--- start Data shown ---
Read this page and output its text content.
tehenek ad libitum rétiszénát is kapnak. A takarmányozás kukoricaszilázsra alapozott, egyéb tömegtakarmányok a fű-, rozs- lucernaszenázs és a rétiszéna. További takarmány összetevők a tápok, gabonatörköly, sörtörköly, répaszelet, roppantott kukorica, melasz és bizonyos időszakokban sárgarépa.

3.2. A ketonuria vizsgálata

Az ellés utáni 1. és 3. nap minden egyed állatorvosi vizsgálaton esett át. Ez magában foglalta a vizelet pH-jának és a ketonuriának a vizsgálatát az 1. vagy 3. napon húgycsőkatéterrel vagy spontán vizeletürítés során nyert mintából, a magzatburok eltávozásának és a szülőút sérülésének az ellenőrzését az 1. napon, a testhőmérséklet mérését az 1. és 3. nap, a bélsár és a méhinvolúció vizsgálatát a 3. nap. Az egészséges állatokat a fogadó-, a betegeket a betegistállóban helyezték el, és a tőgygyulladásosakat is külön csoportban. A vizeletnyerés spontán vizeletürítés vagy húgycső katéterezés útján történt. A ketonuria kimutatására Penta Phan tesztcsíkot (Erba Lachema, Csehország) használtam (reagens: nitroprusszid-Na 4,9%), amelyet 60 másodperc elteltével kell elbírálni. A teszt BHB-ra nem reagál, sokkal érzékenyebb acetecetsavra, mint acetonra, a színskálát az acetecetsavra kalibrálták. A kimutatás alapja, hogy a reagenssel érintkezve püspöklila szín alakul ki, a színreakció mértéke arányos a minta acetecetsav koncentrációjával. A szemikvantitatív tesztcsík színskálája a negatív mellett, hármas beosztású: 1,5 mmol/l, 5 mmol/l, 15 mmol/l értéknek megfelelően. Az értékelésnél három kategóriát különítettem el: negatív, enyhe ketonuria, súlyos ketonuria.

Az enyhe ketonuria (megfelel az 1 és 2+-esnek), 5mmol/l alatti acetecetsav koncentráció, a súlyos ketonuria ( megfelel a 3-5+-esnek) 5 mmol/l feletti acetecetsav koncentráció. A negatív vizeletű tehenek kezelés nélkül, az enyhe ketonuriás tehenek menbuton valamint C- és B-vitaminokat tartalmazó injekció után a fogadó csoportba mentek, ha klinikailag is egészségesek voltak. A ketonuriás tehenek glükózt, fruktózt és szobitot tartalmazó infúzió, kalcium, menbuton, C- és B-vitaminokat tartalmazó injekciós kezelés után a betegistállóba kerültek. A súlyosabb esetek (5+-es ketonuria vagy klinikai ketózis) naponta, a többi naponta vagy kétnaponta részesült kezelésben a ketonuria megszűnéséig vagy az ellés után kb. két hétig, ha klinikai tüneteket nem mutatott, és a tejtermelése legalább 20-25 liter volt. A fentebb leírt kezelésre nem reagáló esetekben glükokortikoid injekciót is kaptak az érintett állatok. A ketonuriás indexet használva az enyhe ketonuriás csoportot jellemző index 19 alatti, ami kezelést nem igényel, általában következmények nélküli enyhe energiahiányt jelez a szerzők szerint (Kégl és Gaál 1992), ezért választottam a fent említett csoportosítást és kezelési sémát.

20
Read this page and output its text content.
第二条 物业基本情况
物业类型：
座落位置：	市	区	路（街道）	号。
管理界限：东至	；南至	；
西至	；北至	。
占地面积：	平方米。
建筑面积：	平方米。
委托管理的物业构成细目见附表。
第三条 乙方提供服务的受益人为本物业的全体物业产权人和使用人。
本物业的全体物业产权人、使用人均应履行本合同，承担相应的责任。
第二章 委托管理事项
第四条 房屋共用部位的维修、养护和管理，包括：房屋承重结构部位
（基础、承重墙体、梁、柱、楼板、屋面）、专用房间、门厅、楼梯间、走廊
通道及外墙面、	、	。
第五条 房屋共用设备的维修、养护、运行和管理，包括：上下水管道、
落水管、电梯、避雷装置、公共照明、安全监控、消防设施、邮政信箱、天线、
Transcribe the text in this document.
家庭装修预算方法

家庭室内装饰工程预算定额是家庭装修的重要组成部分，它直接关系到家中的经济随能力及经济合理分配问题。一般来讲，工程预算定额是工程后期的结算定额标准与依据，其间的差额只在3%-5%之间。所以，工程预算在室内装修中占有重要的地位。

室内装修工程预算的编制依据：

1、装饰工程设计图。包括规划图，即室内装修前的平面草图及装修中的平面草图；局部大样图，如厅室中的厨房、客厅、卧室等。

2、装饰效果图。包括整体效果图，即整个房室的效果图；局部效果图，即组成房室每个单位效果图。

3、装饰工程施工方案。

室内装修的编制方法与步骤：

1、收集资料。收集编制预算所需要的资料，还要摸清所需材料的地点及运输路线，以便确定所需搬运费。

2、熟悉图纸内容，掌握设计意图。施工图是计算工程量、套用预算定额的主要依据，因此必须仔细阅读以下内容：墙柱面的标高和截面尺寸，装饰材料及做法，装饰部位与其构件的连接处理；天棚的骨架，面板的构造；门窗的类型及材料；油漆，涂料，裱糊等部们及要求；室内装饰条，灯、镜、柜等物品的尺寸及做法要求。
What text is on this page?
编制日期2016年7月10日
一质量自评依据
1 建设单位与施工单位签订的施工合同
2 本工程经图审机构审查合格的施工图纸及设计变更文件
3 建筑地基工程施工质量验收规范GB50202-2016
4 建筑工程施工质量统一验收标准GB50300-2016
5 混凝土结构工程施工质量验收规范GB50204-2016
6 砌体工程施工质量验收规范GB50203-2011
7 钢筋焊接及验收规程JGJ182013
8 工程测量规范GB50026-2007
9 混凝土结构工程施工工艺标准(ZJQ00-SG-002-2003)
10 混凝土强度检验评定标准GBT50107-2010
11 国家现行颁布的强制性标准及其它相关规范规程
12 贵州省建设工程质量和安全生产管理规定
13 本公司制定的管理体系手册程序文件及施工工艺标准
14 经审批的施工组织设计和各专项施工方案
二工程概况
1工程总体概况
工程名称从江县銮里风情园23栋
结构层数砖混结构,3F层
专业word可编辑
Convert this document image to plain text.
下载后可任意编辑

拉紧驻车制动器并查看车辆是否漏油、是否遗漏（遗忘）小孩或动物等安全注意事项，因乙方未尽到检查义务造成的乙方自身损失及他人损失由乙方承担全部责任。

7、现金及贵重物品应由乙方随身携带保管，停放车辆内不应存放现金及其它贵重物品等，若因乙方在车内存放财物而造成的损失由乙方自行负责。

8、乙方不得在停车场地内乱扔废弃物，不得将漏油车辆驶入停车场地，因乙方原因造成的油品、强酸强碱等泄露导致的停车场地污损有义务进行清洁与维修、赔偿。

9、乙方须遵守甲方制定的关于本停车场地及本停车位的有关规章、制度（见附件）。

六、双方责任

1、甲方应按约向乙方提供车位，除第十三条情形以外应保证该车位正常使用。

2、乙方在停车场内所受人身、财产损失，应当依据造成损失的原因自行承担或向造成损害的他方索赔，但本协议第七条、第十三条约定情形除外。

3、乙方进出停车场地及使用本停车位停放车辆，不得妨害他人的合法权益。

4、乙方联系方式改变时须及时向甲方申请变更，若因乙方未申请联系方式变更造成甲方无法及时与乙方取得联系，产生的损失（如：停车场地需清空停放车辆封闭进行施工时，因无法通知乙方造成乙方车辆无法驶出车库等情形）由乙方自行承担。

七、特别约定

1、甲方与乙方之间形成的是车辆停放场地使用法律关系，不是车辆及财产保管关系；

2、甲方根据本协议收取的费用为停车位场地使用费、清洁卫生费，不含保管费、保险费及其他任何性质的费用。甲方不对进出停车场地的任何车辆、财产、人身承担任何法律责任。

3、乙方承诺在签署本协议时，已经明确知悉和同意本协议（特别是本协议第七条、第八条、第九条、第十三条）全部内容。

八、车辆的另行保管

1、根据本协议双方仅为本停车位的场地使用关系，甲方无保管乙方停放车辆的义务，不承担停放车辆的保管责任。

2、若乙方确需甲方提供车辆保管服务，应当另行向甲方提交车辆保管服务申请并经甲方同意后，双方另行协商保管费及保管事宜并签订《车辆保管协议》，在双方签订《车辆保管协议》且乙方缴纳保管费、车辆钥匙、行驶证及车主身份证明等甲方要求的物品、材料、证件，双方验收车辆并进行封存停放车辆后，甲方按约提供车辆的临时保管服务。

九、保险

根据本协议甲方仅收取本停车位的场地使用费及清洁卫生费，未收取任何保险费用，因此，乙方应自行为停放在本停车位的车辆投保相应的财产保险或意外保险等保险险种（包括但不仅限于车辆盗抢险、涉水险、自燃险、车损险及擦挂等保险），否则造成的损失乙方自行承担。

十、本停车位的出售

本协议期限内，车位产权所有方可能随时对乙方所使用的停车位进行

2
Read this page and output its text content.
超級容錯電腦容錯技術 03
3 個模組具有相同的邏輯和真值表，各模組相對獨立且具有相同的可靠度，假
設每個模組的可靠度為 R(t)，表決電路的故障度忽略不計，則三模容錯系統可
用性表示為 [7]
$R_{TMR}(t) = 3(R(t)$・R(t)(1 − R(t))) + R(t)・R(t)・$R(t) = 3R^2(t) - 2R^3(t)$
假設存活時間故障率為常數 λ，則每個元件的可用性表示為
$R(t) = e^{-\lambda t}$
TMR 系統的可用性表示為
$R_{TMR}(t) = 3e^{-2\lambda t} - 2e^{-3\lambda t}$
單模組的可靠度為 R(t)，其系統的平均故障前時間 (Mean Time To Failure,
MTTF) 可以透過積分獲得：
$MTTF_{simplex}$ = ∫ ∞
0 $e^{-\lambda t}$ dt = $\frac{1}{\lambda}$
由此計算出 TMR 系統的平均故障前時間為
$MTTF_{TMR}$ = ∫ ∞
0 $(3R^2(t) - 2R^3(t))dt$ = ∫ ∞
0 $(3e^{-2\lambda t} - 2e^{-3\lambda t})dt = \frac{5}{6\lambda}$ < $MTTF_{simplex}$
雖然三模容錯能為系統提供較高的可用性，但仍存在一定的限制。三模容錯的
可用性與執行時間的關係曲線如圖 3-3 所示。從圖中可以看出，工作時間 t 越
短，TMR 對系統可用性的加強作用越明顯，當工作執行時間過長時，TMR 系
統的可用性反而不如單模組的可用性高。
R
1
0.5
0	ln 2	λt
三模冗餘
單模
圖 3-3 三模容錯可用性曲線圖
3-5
--- end Data shown ---
Requirement — Take every line above carrying "frac" and return it.

Exercise result —
0 $e^{-\lambda t}$ dt = $\frac{1}{\lambda}$
0 $(3e^{-2\lambda t} - 2e^{-3\lambda t})dt = \frac{5}{6\lambda}$ < $MTTF_{simplex}$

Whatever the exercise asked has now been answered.